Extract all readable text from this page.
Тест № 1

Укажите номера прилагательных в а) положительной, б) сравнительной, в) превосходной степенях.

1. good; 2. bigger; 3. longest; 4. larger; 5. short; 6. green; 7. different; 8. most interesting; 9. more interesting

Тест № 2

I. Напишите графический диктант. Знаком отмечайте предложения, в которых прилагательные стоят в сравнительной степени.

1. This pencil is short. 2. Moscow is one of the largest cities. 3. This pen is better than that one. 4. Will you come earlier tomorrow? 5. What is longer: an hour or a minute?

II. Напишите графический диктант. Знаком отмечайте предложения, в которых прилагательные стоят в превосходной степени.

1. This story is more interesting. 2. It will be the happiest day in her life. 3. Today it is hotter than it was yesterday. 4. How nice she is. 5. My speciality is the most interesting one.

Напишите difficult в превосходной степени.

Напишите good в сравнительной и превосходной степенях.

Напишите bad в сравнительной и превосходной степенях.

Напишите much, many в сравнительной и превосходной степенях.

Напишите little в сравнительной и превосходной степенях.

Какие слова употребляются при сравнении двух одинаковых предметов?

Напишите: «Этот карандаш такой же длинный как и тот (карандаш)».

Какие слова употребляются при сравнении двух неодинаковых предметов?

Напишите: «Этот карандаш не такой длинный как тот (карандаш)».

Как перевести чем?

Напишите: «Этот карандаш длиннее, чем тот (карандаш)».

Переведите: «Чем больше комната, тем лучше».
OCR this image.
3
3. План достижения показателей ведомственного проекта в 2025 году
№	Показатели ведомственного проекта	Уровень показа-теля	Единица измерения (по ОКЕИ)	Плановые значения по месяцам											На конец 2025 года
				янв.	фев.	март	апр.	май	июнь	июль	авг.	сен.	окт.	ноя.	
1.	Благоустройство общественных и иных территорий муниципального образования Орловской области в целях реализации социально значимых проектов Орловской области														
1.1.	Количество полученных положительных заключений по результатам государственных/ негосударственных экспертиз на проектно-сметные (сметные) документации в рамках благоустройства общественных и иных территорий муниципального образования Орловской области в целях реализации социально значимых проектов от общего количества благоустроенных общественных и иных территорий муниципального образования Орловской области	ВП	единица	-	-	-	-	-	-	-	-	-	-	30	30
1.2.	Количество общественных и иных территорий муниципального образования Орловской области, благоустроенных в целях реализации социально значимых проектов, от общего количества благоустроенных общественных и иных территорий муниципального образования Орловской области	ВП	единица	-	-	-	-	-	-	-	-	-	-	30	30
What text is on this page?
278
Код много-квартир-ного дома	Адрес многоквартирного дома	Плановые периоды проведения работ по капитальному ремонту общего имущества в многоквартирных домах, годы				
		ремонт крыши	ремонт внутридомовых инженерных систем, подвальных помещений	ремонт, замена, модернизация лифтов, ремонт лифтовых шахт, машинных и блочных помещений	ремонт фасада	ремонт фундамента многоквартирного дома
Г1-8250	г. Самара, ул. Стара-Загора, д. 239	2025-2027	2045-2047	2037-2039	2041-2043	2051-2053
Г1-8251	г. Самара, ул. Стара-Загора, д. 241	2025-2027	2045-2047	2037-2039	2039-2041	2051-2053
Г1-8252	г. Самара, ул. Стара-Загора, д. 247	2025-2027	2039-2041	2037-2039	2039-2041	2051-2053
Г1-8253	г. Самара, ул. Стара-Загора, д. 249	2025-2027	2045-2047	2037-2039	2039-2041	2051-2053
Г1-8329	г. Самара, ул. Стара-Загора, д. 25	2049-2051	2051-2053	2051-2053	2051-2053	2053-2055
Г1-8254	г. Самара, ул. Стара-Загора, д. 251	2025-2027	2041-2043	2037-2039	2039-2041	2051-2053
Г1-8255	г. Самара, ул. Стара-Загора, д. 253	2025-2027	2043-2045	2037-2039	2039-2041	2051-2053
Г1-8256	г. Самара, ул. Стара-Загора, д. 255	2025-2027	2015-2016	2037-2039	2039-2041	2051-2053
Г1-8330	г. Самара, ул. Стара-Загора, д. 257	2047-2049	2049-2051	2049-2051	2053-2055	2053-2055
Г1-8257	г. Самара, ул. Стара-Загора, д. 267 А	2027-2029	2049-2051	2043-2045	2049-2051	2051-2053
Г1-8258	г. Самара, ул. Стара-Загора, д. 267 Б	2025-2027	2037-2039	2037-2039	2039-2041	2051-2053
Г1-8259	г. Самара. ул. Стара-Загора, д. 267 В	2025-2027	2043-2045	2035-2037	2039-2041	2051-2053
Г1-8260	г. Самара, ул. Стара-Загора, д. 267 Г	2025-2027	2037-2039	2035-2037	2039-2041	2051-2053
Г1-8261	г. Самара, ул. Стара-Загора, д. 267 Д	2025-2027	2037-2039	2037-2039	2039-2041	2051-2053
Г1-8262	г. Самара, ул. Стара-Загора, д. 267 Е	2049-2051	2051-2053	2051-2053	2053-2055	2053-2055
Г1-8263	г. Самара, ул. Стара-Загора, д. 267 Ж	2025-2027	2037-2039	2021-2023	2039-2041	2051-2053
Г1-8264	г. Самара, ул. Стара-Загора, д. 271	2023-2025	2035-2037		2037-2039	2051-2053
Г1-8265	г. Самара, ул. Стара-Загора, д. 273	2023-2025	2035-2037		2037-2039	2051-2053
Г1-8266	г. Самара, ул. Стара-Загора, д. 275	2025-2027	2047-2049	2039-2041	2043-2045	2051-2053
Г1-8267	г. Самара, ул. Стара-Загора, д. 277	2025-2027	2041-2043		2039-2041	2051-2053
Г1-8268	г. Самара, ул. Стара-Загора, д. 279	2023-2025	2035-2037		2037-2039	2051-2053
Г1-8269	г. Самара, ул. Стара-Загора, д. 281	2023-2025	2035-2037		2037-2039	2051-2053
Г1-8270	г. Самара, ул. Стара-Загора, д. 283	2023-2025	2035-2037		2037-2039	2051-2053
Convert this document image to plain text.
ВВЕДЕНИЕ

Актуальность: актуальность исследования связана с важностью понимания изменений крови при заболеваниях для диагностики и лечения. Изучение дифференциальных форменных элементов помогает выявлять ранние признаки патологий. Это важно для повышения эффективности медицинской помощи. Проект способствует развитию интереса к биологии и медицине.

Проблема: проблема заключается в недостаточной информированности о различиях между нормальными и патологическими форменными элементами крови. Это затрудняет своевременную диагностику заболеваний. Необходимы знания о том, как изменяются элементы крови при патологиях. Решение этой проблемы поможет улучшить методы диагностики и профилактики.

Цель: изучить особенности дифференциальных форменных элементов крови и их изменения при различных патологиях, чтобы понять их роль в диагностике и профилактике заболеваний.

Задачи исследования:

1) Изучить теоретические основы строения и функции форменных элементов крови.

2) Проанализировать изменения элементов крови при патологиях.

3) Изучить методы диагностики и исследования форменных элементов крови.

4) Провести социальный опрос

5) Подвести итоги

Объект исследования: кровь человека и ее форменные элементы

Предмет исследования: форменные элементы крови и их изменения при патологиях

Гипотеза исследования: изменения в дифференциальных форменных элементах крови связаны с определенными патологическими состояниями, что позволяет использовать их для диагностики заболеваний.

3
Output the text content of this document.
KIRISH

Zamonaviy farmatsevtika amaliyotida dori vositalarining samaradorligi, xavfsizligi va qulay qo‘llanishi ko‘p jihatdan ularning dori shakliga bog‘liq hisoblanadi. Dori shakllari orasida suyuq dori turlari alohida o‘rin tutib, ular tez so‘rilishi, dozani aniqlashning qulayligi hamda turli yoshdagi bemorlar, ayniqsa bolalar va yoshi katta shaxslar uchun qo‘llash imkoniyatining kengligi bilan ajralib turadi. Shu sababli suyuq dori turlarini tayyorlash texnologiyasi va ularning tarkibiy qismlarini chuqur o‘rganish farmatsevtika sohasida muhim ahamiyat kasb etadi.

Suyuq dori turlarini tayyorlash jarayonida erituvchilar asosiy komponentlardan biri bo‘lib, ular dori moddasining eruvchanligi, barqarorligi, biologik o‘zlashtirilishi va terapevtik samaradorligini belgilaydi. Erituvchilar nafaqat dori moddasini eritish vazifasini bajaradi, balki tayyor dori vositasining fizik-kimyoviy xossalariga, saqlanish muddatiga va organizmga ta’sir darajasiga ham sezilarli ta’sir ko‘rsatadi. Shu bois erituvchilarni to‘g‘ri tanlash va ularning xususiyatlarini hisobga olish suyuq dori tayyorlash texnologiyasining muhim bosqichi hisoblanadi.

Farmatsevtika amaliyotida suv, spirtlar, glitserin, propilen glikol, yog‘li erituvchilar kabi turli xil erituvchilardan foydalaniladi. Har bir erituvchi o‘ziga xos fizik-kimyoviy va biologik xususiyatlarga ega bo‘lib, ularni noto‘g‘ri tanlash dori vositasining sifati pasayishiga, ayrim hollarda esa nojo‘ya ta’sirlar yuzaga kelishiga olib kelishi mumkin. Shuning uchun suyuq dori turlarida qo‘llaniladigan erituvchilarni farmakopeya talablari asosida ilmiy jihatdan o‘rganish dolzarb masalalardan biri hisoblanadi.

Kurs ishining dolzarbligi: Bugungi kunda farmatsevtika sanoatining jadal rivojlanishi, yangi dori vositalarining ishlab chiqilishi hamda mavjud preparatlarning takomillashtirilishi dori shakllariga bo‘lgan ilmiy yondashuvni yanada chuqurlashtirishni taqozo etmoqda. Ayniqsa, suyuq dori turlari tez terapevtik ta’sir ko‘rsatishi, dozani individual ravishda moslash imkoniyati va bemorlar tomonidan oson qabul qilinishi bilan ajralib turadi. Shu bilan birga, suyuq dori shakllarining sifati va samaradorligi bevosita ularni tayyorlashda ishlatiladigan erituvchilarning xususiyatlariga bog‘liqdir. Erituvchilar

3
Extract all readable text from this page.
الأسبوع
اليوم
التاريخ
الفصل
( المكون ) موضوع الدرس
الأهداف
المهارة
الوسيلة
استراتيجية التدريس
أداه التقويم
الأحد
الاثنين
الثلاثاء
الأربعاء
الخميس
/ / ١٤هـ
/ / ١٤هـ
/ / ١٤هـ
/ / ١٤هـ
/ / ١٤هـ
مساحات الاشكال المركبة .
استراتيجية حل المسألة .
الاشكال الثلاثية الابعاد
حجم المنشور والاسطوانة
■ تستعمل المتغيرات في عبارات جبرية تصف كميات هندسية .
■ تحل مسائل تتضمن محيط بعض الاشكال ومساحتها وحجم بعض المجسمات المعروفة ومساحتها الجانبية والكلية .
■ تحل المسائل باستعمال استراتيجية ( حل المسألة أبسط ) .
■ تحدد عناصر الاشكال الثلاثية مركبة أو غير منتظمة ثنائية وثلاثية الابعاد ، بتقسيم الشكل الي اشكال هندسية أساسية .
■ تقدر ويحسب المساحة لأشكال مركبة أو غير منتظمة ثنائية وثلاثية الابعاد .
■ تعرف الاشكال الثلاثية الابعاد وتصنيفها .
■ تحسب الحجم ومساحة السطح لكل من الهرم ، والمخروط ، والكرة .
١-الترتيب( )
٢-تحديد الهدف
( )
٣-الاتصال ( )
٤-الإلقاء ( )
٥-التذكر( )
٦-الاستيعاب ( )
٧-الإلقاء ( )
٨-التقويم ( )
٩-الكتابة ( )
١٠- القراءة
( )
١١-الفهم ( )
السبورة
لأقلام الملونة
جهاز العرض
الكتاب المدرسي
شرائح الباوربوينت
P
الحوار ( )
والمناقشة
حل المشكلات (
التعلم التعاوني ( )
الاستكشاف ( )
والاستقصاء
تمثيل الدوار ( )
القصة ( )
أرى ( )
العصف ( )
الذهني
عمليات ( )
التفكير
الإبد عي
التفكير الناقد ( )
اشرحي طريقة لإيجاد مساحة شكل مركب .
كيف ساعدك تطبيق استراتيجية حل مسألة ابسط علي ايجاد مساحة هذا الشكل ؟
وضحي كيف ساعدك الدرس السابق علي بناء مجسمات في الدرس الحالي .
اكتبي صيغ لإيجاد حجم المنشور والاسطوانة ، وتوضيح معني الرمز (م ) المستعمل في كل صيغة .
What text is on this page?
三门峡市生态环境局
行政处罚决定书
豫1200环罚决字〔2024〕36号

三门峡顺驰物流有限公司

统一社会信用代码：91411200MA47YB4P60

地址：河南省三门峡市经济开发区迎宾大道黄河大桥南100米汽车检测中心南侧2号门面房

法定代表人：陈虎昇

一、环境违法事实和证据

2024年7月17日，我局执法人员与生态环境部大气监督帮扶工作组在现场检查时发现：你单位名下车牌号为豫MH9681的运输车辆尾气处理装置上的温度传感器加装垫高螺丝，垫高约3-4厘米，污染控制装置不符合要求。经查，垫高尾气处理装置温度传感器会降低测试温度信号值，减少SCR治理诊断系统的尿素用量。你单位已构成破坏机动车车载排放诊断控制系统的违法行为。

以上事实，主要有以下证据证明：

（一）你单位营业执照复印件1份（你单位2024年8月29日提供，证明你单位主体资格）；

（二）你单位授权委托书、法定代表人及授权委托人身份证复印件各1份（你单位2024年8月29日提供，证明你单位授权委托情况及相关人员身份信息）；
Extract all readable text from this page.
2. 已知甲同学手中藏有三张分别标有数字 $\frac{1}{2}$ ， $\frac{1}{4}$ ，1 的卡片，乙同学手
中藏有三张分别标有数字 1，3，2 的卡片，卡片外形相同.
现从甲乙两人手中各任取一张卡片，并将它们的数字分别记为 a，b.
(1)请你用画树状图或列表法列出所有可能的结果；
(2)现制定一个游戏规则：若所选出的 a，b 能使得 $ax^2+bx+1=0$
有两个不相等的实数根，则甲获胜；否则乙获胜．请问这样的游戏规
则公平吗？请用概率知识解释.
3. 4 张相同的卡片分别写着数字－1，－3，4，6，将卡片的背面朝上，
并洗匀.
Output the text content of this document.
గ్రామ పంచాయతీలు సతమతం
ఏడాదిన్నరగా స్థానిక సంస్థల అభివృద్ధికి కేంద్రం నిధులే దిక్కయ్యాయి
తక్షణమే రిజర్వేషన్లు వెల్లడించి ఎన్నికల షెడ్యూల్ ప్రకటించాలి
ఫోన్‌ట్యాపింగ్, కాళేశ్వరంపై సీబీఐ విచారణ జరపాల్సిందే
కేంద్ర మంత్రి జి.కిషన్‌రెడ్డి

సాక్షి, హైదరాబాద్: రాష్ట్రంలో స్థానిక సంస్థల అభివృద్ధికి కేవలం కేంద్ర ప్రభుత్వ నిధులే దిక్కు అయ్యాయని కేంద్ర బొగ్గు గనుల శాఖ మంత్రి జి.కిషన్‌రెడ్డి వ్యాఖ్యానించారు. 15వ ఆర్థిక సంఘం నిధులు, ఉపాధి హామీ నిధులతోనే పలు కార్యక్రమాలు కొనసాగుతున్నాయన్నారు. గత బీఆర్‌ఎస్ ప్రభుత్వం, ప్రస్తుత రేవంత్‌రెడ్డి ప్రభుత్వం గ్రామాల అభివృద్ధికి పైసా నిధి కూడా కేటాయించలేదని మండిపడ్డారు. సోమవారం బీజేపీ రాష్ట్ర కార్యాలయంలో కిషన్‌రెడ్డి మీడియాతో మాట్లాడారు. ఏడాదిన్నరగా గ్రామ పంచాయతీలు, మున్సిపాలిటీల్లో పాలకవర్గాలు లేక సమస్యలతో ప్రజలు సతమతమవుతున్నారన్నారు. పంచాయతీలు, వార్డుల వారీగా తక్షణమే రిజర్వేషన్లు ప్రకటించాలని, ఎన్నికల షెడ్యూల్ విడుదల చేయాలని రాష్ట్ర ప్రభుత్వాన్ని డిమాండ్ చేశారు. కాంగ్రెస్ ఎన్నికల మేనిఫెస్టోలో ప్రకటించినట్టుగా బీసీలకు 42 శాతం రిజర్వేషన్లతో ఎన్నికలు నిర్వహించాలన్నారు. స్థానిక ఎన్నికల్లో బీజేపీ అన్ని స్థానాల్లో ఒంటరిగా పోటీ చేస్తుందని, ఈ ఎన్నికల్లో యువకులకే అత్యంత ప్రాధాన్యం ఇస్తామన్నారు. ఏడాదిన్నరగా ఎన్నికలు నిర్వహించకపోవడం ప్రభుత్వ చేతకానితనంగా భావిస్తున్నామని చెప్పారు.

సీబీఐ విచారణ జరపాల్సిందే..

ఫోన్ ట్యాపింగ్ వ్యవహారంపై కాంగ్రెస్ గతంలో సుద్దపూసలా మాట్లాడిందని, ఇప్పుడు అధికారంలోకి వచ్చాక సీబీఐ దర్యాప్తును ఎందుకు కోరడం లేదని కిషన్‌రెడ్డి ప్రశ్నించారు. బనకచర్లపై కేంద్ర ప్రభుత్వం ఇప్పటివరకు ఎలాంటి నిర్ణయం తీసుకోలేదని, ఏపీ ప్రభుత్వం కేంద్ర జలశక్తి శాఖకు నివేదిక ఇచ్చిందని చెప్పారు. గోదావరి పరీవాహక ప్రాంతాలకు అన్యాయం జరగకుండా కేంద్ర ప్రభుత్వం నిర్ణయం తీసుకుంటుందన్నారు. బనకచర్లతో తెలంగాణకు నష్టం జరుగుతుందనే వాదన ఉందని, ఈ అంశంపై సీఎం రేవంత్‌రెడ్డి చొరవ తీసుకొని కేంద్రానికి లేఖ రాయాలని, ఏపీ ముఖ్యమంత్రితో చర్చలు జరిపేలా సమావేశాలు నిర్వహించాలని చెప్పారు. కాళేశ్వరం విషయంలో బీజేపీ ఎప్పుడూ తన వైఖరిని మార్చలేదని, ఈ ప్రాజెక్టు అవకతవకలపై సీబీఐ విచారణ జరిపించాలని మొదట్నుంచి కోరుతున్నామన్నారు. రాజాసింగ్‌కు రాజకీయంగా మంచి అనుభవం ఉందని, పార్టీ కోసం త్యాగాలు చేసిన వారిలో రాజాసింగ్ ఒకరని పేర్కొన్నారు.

----------

■ BRIEF: Select and copy every line from the records that includes the word "отмечайте".

■ EXERCISE RESPONSE:
I. Напишите графический диктант. Знаком отмечайте предложения, в которых прилагательные стоят в сравнительной степени.
II. Напишите графический диктант. Знаком отмечайте предложения, в которых прилагательные стоят в превосходной степени.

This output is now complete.